_SET PROBLEM_
Copy out every line exactly as given.

_EXTRACTED DATA_

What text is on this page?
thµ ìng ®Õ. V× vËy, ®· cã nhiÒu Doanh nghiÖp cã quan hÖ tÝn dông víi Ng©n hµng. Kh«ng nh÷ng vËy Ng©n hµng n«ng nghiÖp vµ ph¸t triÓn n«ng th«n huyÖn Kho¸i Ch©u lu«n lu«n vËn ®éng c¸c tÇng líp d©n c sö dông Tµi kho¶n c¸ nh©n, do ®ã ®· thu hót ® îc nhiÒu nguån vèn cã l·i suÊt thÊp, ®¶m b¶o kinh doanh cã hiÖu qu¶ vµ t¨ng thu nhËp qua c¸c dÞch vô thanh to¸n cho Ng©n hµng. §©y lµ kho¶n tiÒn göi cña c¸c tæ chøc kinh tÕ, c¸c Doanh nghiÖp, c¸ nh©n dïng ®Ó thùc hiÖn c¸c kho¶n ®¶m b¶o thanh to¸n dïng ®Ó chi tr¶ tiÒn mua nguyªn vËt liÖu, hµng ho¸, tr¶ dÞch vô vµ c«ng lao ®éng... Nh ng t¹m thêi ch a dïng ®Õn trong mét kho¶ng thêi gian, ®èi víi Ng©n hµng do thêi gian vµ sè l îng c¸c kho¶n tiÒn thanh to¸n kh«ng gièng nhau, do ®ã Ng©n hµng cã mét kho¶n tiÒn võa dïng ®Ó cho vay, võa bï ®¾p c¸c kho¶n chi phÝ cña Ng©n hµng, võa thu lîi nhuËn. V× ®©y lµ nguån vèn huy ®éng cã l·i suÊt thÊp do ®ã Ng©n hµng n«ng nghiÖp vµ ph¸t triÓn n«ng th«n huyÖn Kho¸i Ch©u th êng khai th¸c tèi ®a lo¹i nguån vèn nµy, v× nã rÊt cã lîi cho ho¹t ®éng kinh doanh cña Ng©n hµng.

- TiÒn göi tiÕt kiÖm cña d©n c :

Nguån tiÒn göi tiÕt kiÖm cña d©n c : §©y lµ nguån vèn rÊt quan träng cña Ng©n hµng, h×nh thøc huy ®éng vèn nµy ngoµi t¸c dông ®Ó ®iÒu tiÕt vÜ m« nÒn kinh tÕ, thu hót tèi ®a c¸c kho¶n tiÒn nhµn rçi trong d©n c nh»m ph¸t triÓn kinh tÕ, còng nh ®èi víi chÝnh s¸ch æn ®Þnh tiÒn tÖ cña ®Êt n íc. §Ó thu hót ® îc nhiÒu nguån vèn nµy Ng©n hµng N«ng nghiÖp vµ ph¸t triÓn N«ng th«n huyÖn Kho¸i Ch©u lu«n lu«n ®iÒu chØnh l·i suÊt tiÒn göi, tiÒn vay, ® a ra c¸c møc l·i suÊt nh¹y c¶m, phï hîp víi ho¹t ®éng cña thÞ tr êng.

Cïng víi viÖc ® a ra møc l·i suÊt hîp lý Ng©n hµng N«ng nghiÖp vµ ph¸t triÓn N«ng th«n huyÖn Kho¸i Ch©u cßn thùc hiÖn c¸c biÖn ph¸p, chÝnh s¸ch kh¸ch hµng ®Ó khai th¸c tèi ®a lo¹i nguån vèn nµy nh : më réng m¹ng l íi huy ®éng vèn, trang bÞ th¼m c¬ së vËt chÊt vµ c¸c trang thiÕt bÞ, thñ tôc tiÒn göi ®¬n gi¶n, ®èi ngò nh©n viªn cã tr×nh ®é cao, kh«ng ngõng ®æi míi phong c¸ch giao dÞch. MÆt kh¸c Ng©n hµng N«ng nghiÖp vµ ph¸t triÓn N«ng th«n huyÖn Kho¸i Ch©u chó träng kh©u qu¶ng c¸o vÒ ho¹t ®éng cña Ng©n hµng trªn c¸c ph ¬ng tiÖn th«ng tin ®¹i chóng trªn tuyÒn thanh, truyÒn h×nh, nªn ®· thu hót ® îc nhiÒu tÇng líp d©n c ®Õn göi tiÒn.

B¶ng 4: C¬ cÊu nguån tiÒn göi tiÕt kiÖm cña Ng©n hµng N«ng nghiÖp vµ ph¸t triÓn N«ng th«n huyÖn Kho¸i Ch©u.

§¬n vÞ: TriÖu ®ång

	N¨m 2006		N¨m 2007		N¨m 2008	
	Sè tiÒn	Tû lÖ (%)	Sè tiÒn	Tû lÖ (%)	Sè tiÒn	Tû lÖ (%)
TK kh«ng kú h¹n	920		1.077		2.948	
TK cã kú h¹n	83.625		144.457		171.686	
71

_EXERCISE RESPONSE_
What text is on this page?
thµ ìng ®Õ. V× vËy, ®· cã nhiÒu Doanh nghiÖp cã quan hÖ tÝn dông víi Ng©n hµng. Kh«ng nh÷ng vËy Ng©n hµng n«ng nghiÖp vµ ph¸t triÓn n«ng th«n huyÖn Kho¸i Ch©u lu«n lu«n vËn ®éng c¸c tÇng líp d©n c sö dông Tµi kho¶n c¸ nh©n, do ®ã ®· thu hót ® îc nhiÒu nguån vèn cã l·i suÊt thÊp, ®¶m b¶o kinh doanh cã hiÖu qu¶ vµ t¨ng thu nhËp qua c¸c dÞch vô thanh to¸n cho Ng©n hµng. §©y lµ kho¶n tiÒn göi cña c¸c tæ chøc kinh tÕ, c¸c Doanh nghiÖp, c¸ nh©n dïng ®Ó thùc hiÖn c¸c kho¶n ®¶m b¶o thanh to¸n dïng ®Ó chi tr¶ tiÒn mua nguyªn vËt liÖu, hµng ho¸, tr¶ dÞch vô vµ c«ng lao ®éng... Nh ng t¹m thêi ch a dïng ®Õn trong mét kho¶ng thêi gian, ®èi víi Ng©n hµng do thêi gian vµ sè l îng c¸c kho¶n tiÒn thanh to¸n kh«ng gièng nhau, do ®ã Ng©n hµng cã mét kho¶n tiÒn võa dïng ®Ó cho vay, võa bï ®¾p c¸c kho¶n chi phÝ cña Ng©n hµng, võa thu lîi nhuËn. V× ®©y lµ nguån vèn huy ®éng cã l·i suÊt thÊp do ®ã Ng©n hµng n«ng nghiÖp vµ ph¸t triÓn n«ng th«n huyÖn Kho¸i Ch©u th êng khai th¸c tèi ®a lo¹i nguån vèn nµy, v× nã rÊt cã lîi cho ho¹t ®éng kinh doanh cña Ng©n hµng.

- TiÒn göi tiÕt kiÖm cña d©n c :

Nguån tiÒn göi tiÕt kiÖm cña d©n c : §©y lµ nguån vèn rÊt quan träng cña Ng©n hµng, h×nh thøc huy ®éng vèn nµy ngoµi t¸c dông ®Ó ®iÒu tiÕt vÜ m« nÒn kinh tÕ, thu hót tèi ®a c¸c kho¶n tiÒn nhµn rçi trong d©n c nh»m ph¸t triÓn kinh tÕ, còng nh ®èi víi chÝnh s¸ch æn ®Þnh tiÒn tÖ cña ®Êt n íc. §Ó thu hót ® îc nhiÒu nguån vèn nµy Ng©n hµng N«ng nghiÖp vµ ph¸t triÓn N«ng th«n huyÖn Kho¸i Ch©u lu«n lu«n ®iÒu chØnh l·i suÊt tiÒn göi, tiÒn vay, ® a ra c¸c møc l·i suÊt nh¹y c¶m, phï hîp víi ho¹t ®éng cña thÞ tr êng.

Cïng víi viÖc ® a ra møc l·i suÊt hîp lý Ng©n hµng N«ng nghiÖp vµ ph¸t triÓn N«ng th«n huyÖn Kho¸i Ch©u cßn thùc hiÖn c¸c biÖn ph¸p, chÝnh s¸ch kh¸ch hµng ®Ó khai th¸c tèi ®a lo¹i nguån vèn nµy nh : më réng m¹ng l íi huy ®éng vèn, trang bÞ th¼m c¬ së vËt chÊt vµ c¸c trang thiÕt bÞ, thñ tôc tiÒn göi ®¬n gi¶n, ®èi ngò nh©n viªn cã tr×nh ®é cao, kh«ng ngõng ®æi míi phong c¸ch giao dÞch. MÆt kh¸c Ng©n hµng N«ng nghiÖp vµ ph¸t triÓn N«ng th«n huyÖn Kho¸i Ch©u chó träng kh©u qu¶ng c¸o vÒ ho¹t ®éng cña Ng©n hµng trªn c¸c ph ¬ng tiÖn th«ng tin ®¹i chóng trªn tuyÒn thanh, truyÒn h×nh, nªn ®· thu hót ® îc nhiÒu tÇng líp d©n c ®Õn göi tiÒn.

B¶ng 4: C¬ cÊu nguån tiÒn göi tiÕt kiÖm cña Ng©n hµng N«ng nghiÖp vµ ph¸t triÓn N«ng th«n huyÖn Kho¸i Ch©u.

§¬n vÞ: TriÖu ®ång

	N¨m 2006		N¨m 2007		N¨m 2008	
	Sè tiÒn	Tû lÖ (%)	Sè tiÒn	Tû lÖ (%)	Sè tiÒn	Tû lÖ (%)
TK kh«ng kú h¹n	920		1.077		2.948	
TK cã kú h¹n	83.625		144.457		171.686	
71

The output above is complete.